BEGIN Dataset records

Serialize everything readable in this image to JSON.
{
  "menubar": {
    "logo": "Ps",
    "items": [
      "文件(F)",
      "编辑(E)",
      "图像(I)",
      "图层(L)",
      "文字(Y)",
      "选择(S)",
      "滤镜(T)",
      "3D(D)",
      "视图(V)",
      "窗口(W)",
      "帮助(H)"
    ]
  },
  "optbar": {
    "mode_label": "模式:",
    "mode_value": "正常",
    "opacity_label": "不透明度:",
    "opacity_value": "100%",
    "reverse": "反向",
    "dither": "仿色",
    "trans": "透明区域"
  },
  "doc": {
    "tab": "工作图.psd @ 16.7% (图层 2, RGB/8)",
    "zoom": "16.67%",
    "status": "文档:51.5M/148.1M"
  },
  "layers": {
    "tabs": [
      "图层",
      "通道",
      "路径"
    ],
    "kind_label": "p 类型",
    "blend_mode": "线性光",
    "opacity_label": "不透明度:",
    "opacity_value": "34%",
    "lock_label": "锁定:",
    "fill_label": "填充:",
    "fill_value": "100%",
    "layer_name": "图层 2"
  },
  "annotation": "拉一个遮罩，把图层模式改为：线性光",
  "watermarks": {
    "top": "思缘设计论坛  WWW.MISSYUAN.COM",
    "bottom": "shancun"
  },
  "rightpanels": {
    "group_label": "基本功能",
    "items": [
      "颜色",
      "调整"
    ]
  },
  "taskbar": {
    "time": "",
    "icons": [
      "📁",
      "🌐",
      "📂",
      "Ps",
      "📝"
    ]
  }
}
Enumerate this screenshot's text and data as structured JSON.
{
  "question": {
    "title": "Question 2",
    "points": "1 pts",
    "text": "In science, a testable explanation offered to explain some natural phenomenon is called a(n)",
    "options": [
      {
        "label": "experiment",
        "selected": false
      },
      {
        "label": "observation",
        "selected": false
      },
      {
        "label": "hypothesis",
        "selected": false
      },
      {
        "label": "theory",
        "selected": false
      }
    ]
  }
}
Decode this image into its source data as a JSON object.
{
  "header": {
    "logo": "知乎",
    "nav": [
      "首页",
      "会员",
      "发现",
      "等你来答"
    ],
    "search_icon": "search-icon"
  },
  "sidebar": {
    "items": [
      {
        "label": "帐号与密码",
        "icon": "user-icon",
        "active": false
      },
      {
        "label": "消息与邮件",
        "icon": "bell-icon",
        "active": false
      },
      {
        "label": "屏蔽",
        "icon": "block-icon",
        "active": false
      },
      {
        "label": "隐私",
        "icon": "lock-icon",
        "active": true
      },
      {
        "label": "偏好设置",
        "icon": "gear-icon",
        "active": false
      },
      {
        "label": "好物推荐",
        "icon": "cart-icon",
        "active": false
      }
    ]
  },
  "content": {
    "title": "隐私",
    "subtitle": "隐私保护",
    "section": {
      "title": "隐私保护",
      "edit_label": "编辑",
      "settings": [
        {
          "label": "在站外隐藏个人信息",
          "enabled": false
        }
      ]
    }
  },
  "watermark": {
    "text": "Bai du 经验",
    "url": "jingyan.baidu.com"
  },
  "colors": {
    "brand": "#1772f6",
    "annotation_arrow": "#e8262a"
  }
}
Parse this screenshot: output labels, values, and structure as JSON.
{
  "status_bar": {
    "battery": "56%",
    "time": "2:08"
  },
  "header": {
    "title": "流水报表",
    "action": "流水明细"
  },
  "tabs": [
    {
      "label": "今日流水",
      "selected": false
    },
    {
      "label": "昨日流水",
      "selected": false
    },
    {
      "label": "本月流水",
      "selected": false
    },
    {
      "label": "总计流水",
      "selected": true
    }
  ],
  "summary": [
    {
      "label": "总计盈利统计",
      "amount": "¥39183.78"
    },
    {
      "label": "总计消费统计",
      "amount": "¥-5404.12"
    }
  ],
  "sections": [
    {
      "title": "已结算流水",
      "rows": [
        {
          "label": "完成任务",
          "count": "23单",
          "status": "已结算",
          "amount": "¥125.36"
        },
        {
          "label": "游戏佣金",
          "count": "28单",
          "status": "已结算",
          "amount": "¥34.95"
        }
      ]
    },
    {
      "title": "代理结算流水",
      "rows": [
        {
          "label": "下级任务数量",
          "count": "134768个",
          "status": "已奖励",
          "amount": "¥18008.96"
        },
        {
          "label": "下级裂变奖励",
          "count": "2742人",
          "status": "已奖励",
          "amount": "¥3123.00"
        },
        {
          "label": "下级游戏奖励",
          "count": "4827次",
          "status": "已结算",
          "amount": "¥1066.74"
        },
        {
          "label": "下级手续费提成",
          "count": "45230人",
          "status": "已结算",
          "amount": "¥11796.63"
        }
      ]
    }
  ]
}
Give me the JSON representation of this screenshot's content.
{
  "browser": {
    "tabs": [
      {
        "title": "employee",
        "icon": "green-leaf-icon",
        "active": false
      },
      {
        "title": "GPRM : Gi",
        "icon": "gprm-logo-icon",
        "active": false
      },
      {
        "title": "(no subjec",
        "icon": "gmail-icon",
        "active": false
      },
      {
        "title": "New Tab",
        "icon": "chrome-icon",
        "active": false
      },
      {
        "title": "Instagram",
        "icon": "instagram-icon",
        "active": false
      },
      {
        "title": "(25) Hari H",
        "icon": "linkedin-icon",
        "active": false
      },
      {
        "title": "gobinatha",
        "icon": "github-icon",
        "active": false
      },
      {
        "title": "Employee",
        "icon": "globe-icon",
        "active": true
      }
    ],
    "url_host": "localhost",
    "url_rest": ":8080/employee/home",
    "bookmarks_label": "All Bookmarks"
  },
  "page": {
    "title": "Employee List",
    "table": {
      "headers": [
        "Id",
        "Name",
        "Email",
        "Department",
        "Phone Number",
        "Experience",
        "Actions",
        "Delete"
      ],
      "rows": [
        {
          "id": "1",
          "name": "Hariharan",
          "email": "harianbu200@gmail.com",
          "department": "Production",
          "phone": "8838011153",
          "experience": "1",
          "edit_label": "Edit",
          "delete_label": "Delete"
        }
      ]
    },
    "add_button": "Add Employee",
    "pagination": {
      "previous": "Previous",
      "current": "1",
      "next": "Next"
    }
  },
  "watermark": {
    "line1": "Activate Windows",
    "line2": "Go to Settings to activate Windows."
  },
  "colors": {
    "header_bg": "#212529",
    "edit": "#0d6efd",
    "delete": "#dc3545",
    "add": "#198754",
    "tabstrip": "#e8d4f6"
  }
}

END Dataset records

» **Stated goal**: Copy out all lines where the word "JSON" appears.

» **Exercise solution**:
Serialize everything readable in this image to JSON.
Enumerate this screenshot's text and data as structured JSON.
Decode this image into its source data as a JSON object.
Parse this screenshot: output labels, values, and structure as JSON.
Give me the JSON representation of this screenshot's content.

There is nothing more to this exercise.